§ YOUR OBJECTIVE
Find the line with "What's the underlying", then retype it and each later line through the last, exactly. Leave out pictures.

====

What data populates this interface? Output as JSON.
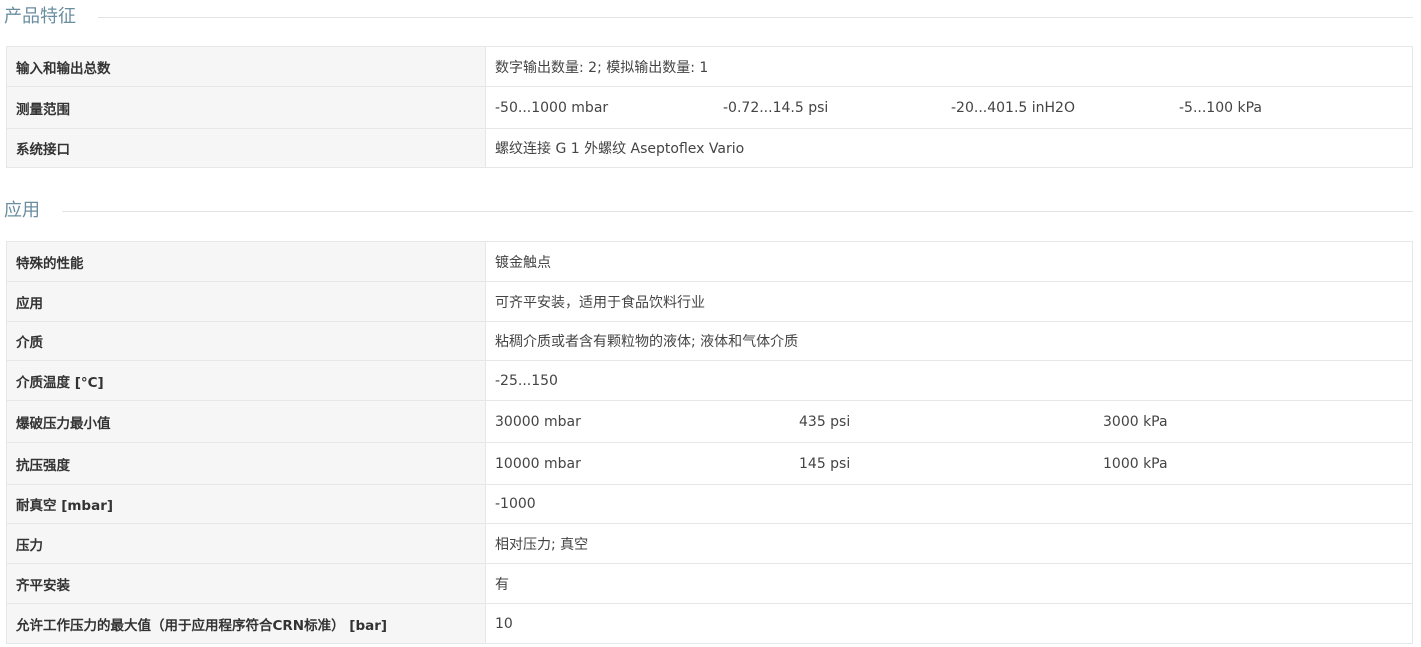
{
  "sections": [
    {
      "title": "产品特征",
      "rows": [
        {
          "label": "输入和输出总数",
          "values": [
            "数字输出数量: 2; 模拟输出数量: 1"
          ]
        },
        {
          "label": "测量范围",
          "values": [
            "-50...1000 mbar",
            "-0.72...14.5 psi",
            "-20...401.5 inH2O",
            "-5...100 kPa"
          ]
        },
        {
          "label": "系统接口",
          "values": [
            "螺纹连接 G 1 外螺纹 Aseptoflex Vario"
          ]
        }
      ]
    },
    {
      "title": "应用",
      "rows": [
        {
          "label": "特殊的性能",
          "values": [
            "镀金触点"
          ]
        },
        {
          "label": "应用",
          "values": [
            "可齐平安装，适用于食品饮料行业"
          ]
        },
        {
          "label": "介质",
          "values": [
            "粘稠介质或者含有颗粒物的液体; 液体和气体介质"
          ]
        },
        {
          "label": "介质温度 [°C]",
          "values": [
            "-25...150"
          ]
        },
        {
          "label": "爆破压力最小值",
          "values": [
            "30000 mbar",
            "435 psi",
            "3000 kPa"
          ]
        },
        {
          "label": "抗压强度",
          "values": [
            "10000 mbar",
            "145 psi",
            "1000 kPa"
          ]
        },
        {
          "label": "耐真空 [mbar]",
          "values": [
            "-1000"
          ]
        },
        {
          "label": "压力",
          "values": [
            "相对压力; 真空"
          ]
        },
        {
          "label": "齐平安装",
          "values": [
            "有"
          ]
        },
        {
          "label": "允许工作压力的最大值（用于应用程序符合CRN标准） [bar]",
          "values": [
            "10"
          ]
        }
      ]
    }
  ],
  "colors": {
    "section_title": "#6a8ea0",
    "label_bg": "#f6f6f6",
    "border": "#e7e7e7"
  }
}
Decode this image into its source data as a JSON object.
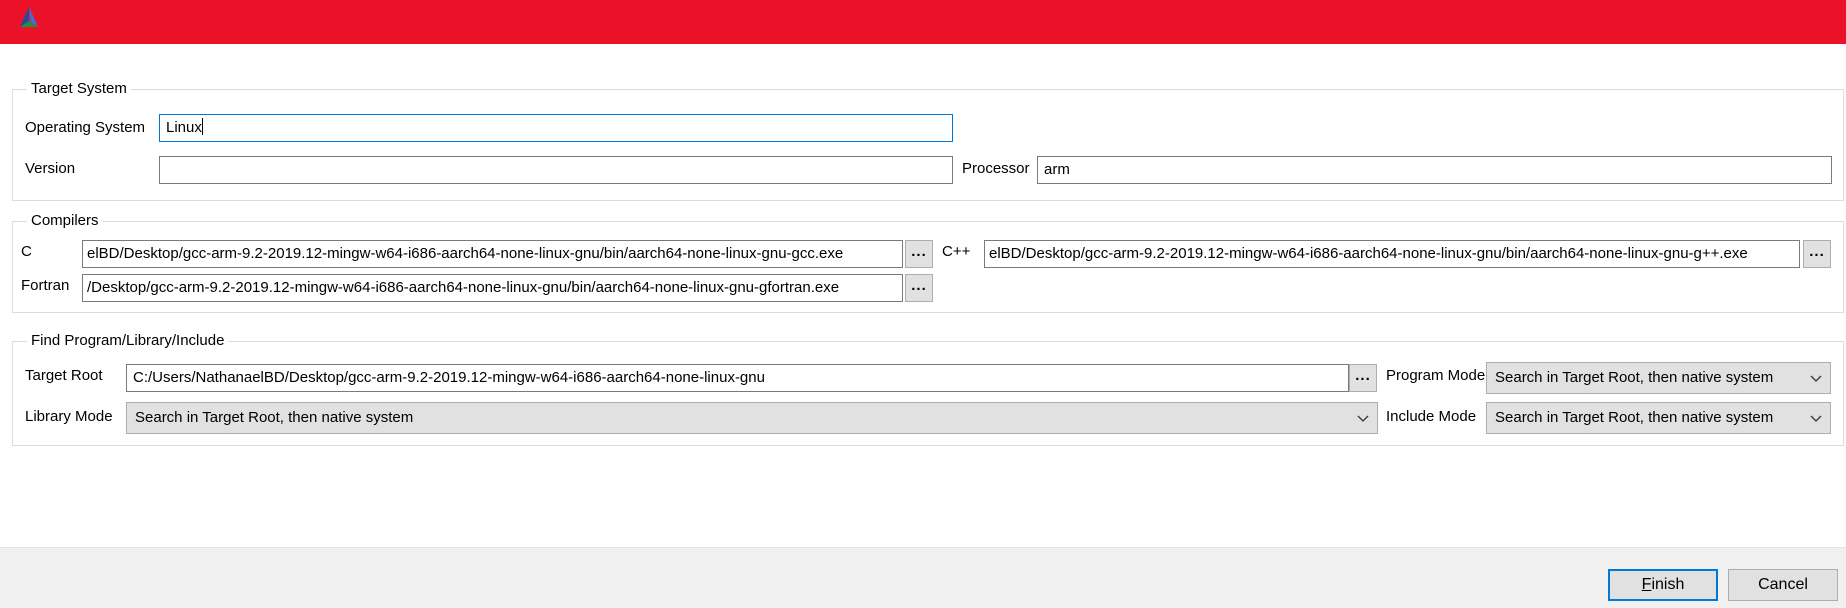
{
  "window": {
    "titlebar_color": "#eb1128",
    "icon": "cmake-triangle-icon"
  },
  "target_system": {
    "title": "Target System",
    "os_label": "Operating System",
    "os_value": "Linux",
    "version_label": "Version",
    "version_value": "",
    "processor_label": "Processor",
    "processor_value": "arm"
  },
  "compilers": {
    "title": "Compilers",
    "c_label": "C",
    "c_value": "elBD/Desktop/gcc-arm-9.2-2019.12-mingw-w64-i686-aarch64-none-linux-gnu/bin/aarch64-none-linux-gnu-gcc.exe",
    "cxx_label": "C++",
    "cxx_value": "elBD/Desktop/gcc-arm-9.2-2019.12-mingw-w64-i686-aarch64-none-linux-gnu/bin/aarch64-none-linux-gnu-g++.exe",
    "fortran_label": "Fortran",
    "fortran_value": "/Desktop/gcc-arm-9.2-2019.12-mingw-w64-i686-aarch64-none-linux-gnu/bin/aarch64-none-linux-gnu-gfortran.exe",
    "browse_label": "..."
  },
  "find": {
    "title": "Find Program/Library/Include",
    "target_root_label": "Target Root",
    "target_root_value": "C:/Users/NathanaelBD/Desktop/gcc-arm-9.2-2019.12-mingw-w64-i686-aarch64-none-linux-gnu",
    "browse_label": "...",
    "program_mode_label": "Program Mode",
    "program_mode_value": "Search in Target Root, then native system",
    "library_mode_label": "Library Mode",
    "library_mode_value": "Search in Target Root, then native system",
    "include_mode_label": "Include Mode",
    "include_mode_value": "Search in Target Root, then native system"
  },
  "footer": {
    "finish_mnemonic": "F",
    "finish_rest": "inish",
    "cancel_label": "Cancel"
  }
}
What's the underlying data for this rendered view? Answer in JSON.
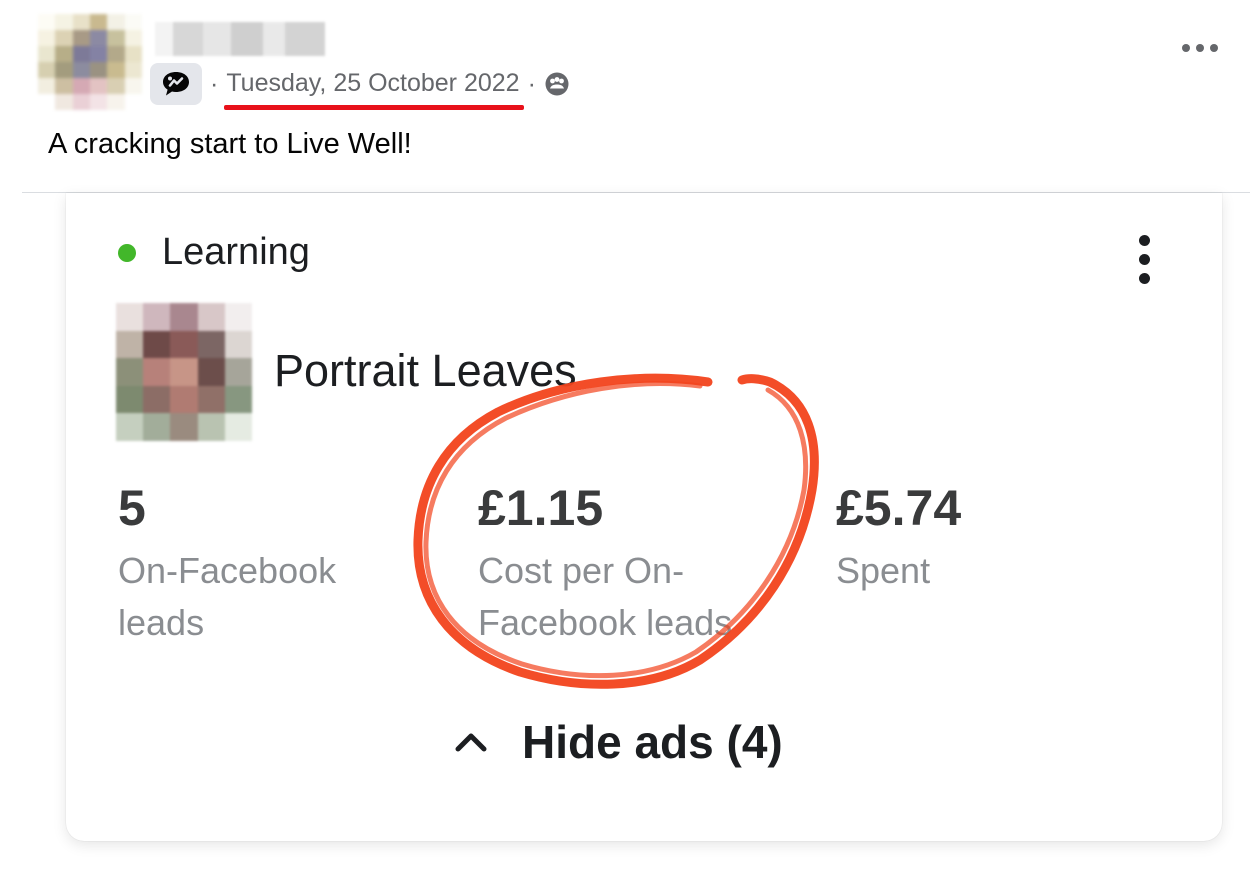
{
  "post": {
    "date": "Tuesday, 25 October 2022",
    "separator": "·",
    "text": "A cracking start to Live Well!",
    "group_icon": "group-chat-icon",
    "audience_icon": "members-audience-icon",
    "more_icon": "more-horizontal-icon"
  },
  "ad_card": {
    "status": "Learning",
    "status_color": "#42b72a",
    "menu_icon": "more-vertical-icon",
    "ad_name": "Portrait Leaves",
    "metrics": [
      {
        "value": "5",
        "label": "On-Facebook leads"
      },
      {
        "value": "£1.15",
        "label": "Cost per On-Facebook leads"
      },
      {
        "value": "£5.74",
        "label": "Spent"
      }
    ],
    "hide_ads": {
      "label": "Hide ads (4)",
      "icon": "chevron-up-icon"
    }
  },
  "colors": {
    "annotation_red": "#f2431c",
    "underline_red": "#e8111a",
    "muted_text": "#65676b"
  }
}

====

§ ANSWER TO THE TASK
What's the underlying data for this rendered view? Answer in JSON.
{
  "post": {
    "date": "Tuesday, 25 October 2022",
    "separator": "·",
    "text": "A cracking start to Live Well!",
    "group_icon": "group-chat-icon",
    "audience_icon": "members-audience-icon",
    "more_icon": "more-horizontal-icon"
  },
  "ad_card": {
    "status": "Learning",
    "status_color": "#42b72a",
    "menu_icon": "more-vertical-icon",
    "ad_name": "Portrait Leaves",
    "metrics": [
      {
        "value": "5",
        "label": "On-Facebook leads"
      },
      {
        "value": "£1.15",
        "label": "Cost per On-Facebook leads"
      },
      {
        "value": "£5.74",
        "label": "Spent"
      }
    ],
    "hide_ads": {
      "label": "Hide ads (4)",
      "icon": "chevron-up-icon"
    }
  },
  "colors": {
    "annotation_red": "#f2431c",
    "underline_red": "#e8111a",
    "muted_text": "#65676b"
  }
}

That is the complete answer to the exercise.